INSTRUCTION
Output solely the number of lines containing the string "Enfriar".

[Start of MATERIAL PROVIDED]

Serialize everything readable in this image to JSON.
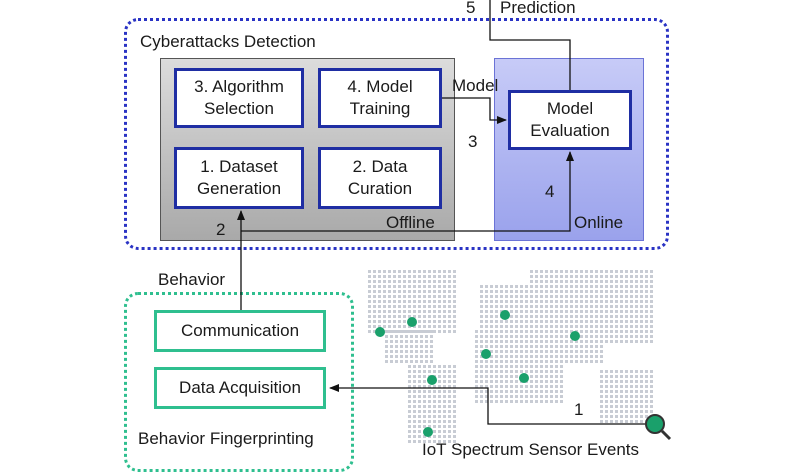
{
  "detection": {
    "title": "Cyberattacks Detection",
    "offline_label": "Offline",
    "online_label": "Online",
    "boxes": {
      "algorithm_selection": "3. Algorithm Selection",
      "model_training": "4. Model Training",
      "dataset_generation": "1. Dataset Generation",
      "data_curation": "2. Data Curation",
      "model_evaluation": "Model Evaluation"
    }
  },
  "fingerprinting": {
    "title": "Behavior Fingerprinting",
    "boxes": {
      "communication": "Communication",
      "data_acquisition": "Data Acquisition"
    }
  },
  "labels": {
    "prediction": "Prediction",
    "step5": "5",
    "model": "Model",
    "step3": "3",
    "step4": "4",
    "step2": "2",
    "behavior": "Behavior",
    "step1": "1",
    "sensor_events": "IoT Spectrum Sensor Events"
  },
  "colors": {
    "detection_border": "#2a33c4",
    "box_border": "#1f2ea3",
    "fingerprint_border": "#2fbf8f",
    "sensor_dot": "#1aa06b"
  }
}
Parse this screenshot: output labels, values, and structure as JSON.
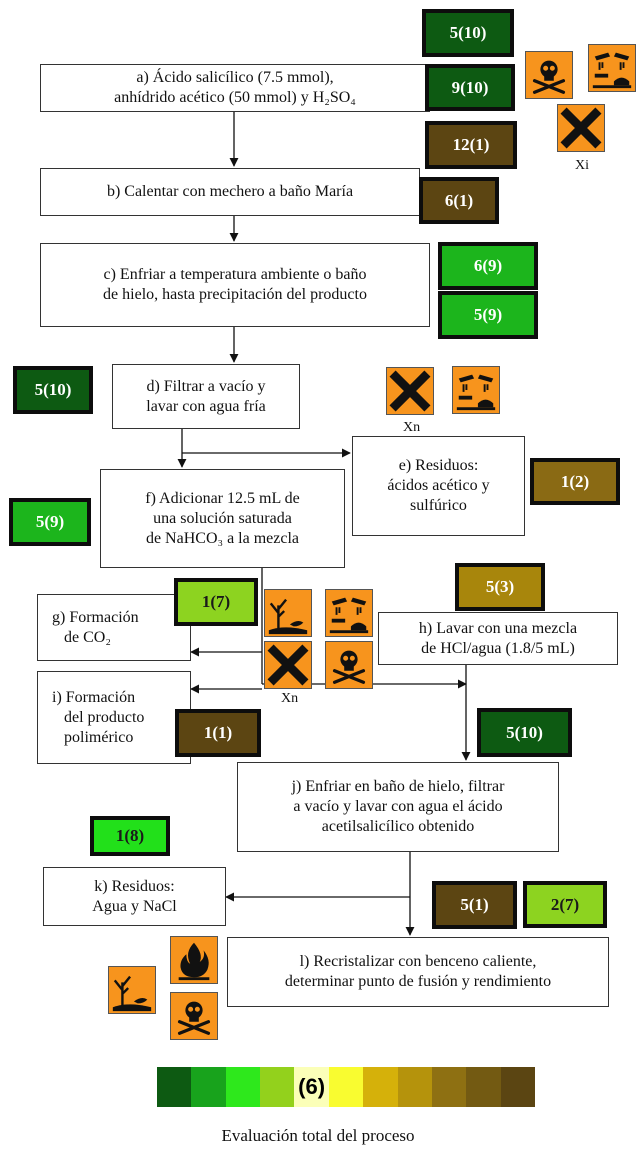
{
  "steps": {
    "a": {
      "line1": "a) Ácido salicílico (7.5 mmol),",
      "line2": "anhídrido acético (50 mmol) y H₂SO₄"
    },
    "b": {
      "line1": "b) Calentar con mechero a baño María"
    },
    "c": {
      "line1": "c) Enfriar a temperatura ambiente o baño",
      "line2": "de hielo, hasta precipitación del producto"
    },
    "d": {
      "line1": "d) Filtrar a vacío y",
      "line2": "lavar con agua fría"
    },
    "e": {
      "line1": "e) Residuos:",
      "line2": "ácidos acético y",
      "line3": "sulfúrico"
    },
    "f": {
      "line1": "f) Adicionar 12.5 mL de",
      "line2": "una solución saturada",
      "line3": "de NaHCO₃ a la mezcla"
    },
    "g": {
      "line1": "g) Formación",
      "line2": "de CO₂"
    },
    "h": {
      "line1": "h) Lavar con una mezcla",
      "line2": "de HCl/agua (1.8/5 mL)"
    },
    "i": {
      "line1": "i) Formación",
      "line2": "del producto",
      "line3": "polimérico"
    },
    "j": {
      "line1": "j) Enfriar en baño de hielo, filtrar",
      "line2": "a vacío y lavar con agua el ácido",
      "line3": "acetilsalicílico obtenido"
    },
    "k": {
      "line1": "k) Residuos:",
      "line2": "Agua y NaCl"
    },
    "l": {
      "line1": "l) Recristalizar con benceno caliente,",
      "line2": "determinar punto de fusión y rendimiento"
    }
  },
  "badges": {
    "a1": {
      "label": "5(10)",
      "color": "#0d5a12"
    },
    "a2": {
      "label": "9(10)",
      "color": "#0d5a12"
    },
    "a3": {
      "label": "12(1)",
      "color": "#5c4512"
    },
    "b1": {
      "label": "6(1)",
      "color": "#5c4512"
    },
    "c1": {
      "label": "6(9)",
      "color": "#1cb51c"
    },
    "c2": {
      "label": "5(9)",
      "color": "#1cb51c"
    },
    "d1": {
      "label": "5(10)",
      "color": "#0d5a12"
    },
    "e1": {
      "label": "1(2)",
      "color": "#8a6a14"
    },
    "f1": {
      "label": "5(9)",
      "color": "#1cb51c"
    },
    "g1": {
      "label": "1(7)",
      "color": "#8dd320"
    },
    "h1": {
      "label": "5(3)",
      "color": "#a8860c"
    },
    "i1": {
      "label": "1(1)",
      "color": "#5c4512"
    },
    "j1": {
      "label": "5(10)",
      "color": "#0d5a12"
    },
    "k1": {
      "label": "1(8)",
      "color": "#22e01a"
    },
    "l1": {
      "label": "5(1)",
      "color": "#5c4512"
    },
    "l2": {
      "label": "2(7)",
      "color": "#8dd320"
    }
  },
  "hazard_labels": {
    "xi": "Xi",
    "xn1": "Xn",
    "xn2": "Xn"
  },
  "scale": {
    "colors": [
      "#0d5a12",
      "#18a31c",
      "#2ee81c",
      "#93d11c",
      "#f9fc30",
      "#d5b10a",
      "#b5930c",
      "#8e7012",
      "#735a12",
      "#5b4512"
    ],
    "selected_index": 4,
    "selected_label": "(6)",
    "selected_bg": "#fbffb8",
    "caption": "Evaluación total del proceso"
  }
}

[End of MATERIAL PROVIDED]

THE RESPONSE
2